======== Information provided ========

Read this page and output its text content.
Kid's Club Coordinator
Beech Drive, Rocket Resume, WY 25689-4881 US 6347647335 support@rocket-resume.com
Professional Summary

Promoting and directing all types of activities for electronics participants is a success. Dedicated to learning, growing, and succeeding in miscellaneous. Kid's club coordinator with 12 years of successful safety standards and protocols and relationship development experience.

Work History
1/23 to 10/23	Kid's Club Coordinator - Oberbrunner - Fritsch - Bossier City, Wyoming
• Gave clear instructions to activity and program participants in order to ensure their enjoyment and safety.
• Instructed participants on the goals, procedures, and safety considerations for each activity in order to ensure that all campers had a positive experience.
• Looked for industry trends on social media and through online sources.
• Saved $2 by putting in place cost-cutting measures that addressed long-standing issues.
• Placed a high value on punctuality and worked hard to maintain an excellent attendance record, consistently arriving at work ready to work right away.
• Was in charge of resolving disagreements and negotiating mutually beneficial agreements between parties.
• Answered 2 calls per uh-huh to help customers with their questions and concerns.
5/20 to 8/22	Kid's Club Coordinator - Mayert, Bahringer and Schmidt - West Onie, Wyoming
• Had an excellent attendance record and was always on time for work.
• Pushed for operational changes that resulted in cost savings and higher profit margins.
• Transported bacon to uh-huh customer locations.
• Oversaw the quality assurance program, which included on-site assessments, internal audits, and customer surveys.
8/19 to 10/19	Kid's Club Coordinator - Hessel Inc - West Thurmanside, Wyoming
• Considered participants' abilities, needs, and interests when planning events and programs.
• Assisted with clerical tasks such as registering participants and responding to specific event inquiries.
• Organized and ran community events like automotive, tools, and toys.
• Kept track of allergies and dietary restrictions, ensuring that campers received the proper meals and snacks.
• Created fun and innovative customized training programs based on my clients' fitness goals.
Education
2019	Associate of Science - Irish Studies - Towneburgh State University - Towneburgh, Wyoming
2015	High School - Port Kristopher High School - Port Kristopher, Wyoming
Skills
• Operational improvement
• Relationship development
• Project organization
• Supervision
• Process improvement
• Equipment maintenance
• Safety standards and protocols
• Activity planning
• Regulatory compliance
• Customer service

========

Exercise description: Copy out the full material exactly as it appears.

Solution for this exercise:
Read this page and output its text content.
Kid's Club Coordinator
Beech Drive, Rocket Resume, WY 25689-4881 US 6347647335 support@rocket-resume.com
Professional Summary

Promoting and directing all types of activities for electronics participants is a success. Dedicated to learning, growing, and succeeding in miscellaneous. Kid's club coordinator with 12 years of successful safety standards and protocols and relationship development experience.

Work History
1/23 to 10/23	Kid's Club Coordinator - Oberbrunner - Fritsch - Bossier City, Wyoming
• Gave clear instructions to activity and program participants in order to ensure their enjoyment and safety.
• Instructed participants on the goals, procedures, and safety considerations for each activity in order to ensure that all campers had a positive experience.
• Looked for industry trends on social media and through online sources.
• Saved $2 by putting in place cost-cutting measures that addressed long-standing issues.
• Placed a high value on punctuality and worked hard to maintain an excellent attendance record, consistently arriving at work ready to work right away.
• Was in charge of resolving disagreements and negotiating mutually beneficial agreements between parties.
• Answered 2 calls per uh-huh to help customers with their questions and concerns.
5/20 to 8/22	Kid's Club Coordinator - Mayert, Bahringer and Schmidt - West Onie, Wyoming
• Had an excellent attendance record and was always on time for work.
• Pushed for operational changes that resulted in cost savings and higher profit margins.
• Transported bacon to uh-huh customer locations.
• Oversaw the quality assurance program, which included on-site assessments, internal audits, and customer surveys.
8/19 to 10/19	Kid's Club Coordinator - Hessel Inc - West Thurmanside, Wyoming
• Considered participants' abilities, needs, and interests when planning events and programs.
• Assisted with clerical tasks such as registering participants and responding to specific event inquiries.
• Organized and ran community events like automotive, tools, and toys.
• Kept track of allergies and dietary restrictions, ensuring that campers received the proper meals and snacks.
• Created fun and innovative customized training programs based on my clients' fitness goals.
Education
2019	Associate of Science - Irish Studies - Towneburgh State University - Towneburgh, Wyoming
2015	High School - Port Kristopher High School - Port Kristopher, Wyoming
Skills
• Operational improvement
• Relationship development
• Project organization
• Supervision
• Process improvement
• Equipment maintenance
• Safety standards and protocols
• Activity planning
• Regulatory compliance
• Customer service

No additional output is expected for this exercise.